_PROBLEM DETAILS_: Gather the lines below that include the string "JSON", copying each in full.

Data records:
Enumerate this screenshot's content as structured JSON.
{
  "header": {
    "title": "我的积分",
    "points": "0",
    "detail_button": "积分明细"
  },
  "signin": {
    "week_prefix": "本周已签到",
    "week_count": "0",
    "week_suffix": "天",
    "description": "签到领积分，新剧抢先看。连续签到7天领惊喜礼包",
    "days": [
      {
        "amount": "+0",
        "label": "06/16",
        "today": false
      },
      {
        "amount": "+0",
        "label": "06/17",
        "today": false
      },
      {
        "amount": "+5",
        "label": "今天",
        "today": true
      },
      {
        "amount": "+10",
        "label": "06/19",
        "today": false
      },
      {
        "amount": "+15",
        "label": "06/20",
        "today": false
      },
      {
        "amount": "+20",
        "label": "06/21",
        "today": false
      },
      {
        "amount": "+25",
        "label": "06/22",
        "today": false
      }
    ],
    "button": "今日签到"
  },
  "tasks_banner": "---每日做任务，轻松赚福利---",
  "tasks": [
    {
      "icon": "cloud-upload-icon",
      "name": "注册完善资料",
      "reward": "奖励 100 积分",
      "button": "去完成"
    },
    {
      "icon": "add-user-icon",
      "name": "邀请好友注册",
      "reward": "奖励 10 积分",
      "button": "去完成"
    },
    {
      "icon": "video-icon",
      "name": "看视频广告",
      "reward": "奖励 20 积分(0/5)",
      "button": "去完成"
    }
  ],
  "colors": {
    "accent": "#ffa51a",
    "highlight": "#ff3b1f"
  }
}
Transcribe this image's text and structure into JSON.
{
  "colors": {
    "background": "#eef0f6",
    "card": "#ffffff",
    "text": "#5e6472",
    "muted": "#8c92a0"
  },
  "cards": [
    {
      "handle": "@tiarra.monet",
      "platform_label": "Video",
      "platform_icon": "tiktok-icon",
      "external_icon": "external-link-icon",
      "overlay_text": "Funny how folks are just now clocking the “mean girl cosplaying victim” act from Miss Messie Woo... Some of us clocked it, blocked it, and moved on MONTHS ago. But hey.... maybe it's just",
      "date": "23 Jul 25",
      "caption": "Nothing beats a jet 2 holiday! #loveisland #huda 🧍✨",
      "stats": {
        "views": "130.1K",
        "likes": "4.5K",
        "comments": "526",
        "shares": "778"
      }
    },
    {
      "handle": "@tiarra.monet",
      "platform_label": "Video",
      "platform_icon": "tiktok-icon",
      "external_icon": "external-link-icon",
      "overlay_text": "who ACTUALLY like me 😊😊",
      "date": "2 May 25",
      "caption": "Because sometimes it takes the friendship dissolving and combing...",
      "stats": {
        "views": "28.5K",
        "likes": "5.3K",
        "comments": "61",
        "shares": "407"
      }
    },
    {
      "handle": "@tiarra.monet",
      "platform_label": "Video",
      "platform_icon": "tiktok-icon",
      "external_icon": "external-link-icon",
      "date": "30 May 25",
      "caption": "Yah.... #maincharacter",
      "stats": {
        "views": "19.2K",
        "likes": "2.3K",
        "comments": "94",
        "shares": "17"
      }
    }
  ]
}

_RESPONSE TO THIS TASK_:
Enumerate this screenshot's content as structured JSON.
Transcribe this image's text and structure into JSON.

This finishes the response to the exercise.